Without including any pictures, copy each entry below exactly.

··· SUPPLIED DATA ···

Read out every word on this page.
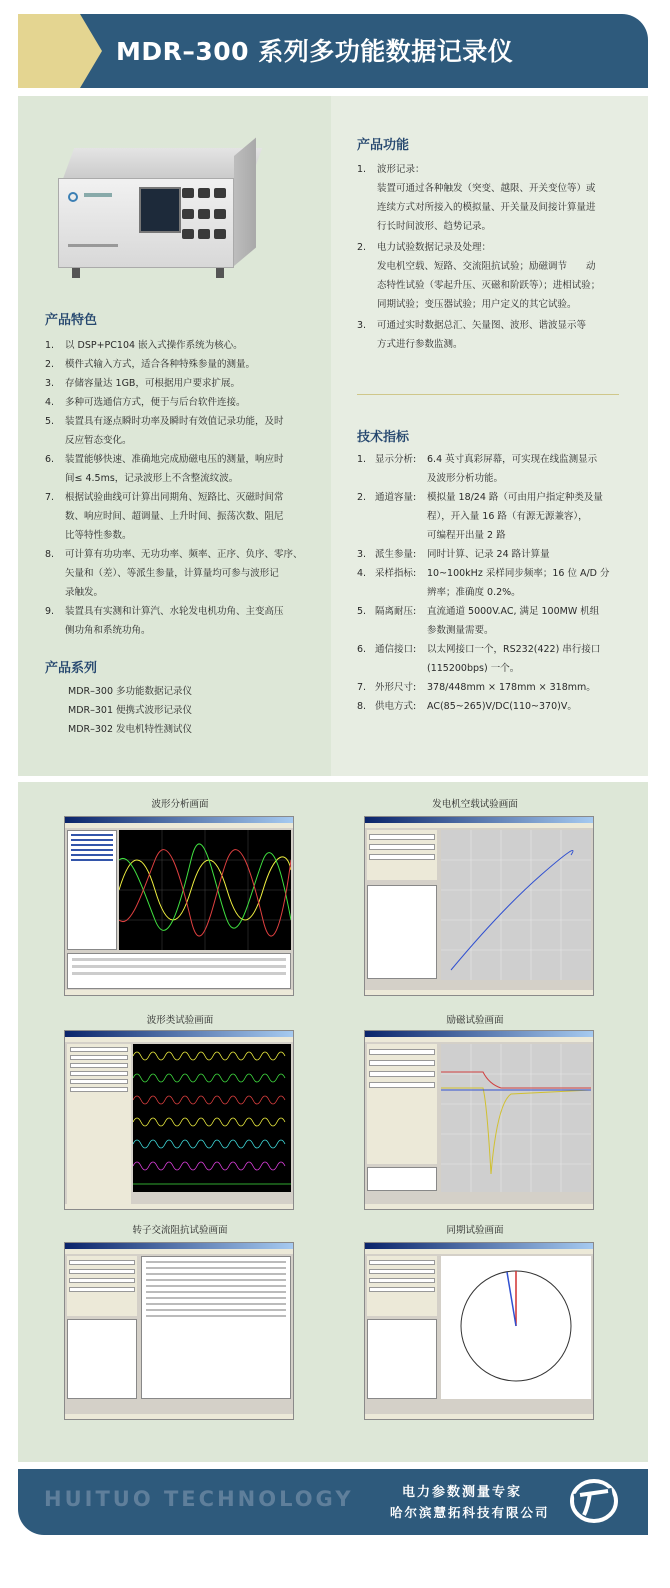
MDR–300 系列多功能数据记录仪
产品特色
1. 以 DSP+PC104 嵌入式操作系统为核心。
2. 模件式输入方式，适合各种特殊参量的测量。
3. 存储容量达 1GB，可根据用户要求扩展。
4. 多种可选通信方式，便于与后台软件连接。
5. 装置具有逐点瞬时功率及瞬时有效值记录功能，及时
反应暂态变化。
6. 装置能够快速、准确地完成励磁电压的测量，响应时
间≤ 4.5ms，记录波形上不含整流纹波。
7. 根据试验曲线可计算出同期角、短路比、灭磁时间常
数、响应时间、超调量、上升时间、振荡次数、阻尼
比等特性参数。
8. 可计算有功功率、无功功率、频率、正序、负序、零序、
矢量和（差）、等派生参量，计算量均可参与波形记
录触发。
9. 装置具有实测和计算汽、水轮发电机功角、主变高压
侧功角和系统功角。
产品系列
MDR–300 多功能数据记录仪
MDR–301 便携式波形记录仪
MDR–302 发电机特性测试仪
产品功能
1. 波形记录：
装置可通过各种触发（突变、越限、开关变位等）或
连续方式对所接入的模拟量、开关量及间接计算量进
行长时间波形、趋势记录。
2. 电力试验数据记录及处理：
发电机空载、短路、交流阻抗试验；励磁调节　　动
态特性试验（零起升压、灭磁和阶跃等）；进相试验；
同期试验；变压器试验；用户定义的其它试验。
3. 可通过实时数据总汇、矢量图、波形、谐波显示等
方式进行参数监测。
技术指标
1. 显示分析: 6.4 英寸真彩屏幕，可实现在线监测显示
及波形分析功能。
2. 通道容量: 模拟量 18/24 路（可由用户指定种类及量
程），开入量 16 路（有源无源兼容），
可编程开出量 2 路
3. 派生参量: 同时计算、记录 24 路计算量
4. 采样指标: 10~100kHz 采样同步频率；16 位 A/D 分
辨率；准确度 0.2%。
5. 隔离耐压: 直流通道 5000V.AC, 满足 100MW 机组
参数测量需要。
6. 通信接口: 以太网接口一个，RS232(422) 串行接口
(115200bps) 一个。
7. 外形尺寸: 378/448mm × 178mm × 318mm。
8. 供电方式: AC(85~265)V/DC(110~370)V。
波形分析画面	发电机空载试验画面
波形类试验画面	励磁试验画面
转子交流阻抗试验画面	同期试验画面
HUITUO TECHNOLOGY	电力参数测量专家
哈尔滨慧拓科技有限公司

···

▸ RIGHT ANSWER:
Read out every word on this page.
MDR–300 系列多功能数据记录仪
产品特色
1. 以 DSP+PC104 嵌入式操作系统为核心。
2. 模件式输入方式，适合各种特殊参量的测量。
3. 存储容量达 1GB，可根据用户要求扩展。
4. 多种可选通信方式，便于与后台软件连接。
5. 装置具有逐点瞬时功率及瞬时有效值记录功能，及时
反应暂态变化。
6. 装置能够快速、准确地完成励磁电压的测量，响应时
间≤ 4.5ms，记录波形上不含整流纹波。
7. 根据试验曲线可计算出同期角、短路比、灭磁时间常
数、响应时间、超调量、上升时间、振荡次数、阻尼
比等特性参数。
8. 可计算有功功率、无功功率、频率、正序、负序、零序、
矢量和（差）、等派生参量，计算量均可参与波形记
录触发。
9. 装置具有实测和计算汽、水轮发电机功角、主变高压
侧功角和系统功角。
产品系列
MDR–300 多功能数据记录仪
MDR–301 便携式波形记录仪
MDR–302 发电机特性测试仪
产品功能
1. 波形记录：
装置可通过各种触发（突变、越限、开关变位等）或
连续方式对所接入的模拟量、开关量及间接计算量进
行长时间波形、趋势记录。
2. 电力试验数据记录及处理：
发电机空载、短路、交流阻抗试验；励磁调节　　动
态特性试验（零起升压、灭磁和阶跃等）；进相试验；
同期试验；变压器试验；用户定义的其它试验。
3. 可通过实时数据总汇、矢量图、波形、谐波显示等
方式进行参数监测。
技术指标
1. 显示分析: 6.4 英寸真彩屏幕，可实现在线监测显示
及波形分析功能。
2. 通道容量: 模拟量 18/24 路（可由用户指定种类及量
程），开入量 16 路（有源无源兼容），
可编程开出量 2 路
3. 派生参量: 同时计算、记录 24 路计算量
4. 采样指标: 10~100kHz 采样同步频率；16 位 A/D 分
辨率；准确度 0.2%。
5. 隔离耐压: 直流通道 5000V.AC, 满足 100MW 机组
参数测量需要。
6. 通信接口: 以太网接口一个，RS232(422) 串行接口
(115200bps) 一个。
7. 外形尺寸: 378/448mm × 178mm × 318mm。
8. 供电方式: AC(85~265)V/DC(110~370)V。
波形分析画面	发电机空载试验画面
波形类试验画面	励磁试验画面
转子交流阻抗试验画面	同期试验画面
HUITUO TECHNOLOGY	电力参数测量专家
哈尔滨慧拓科技有限公司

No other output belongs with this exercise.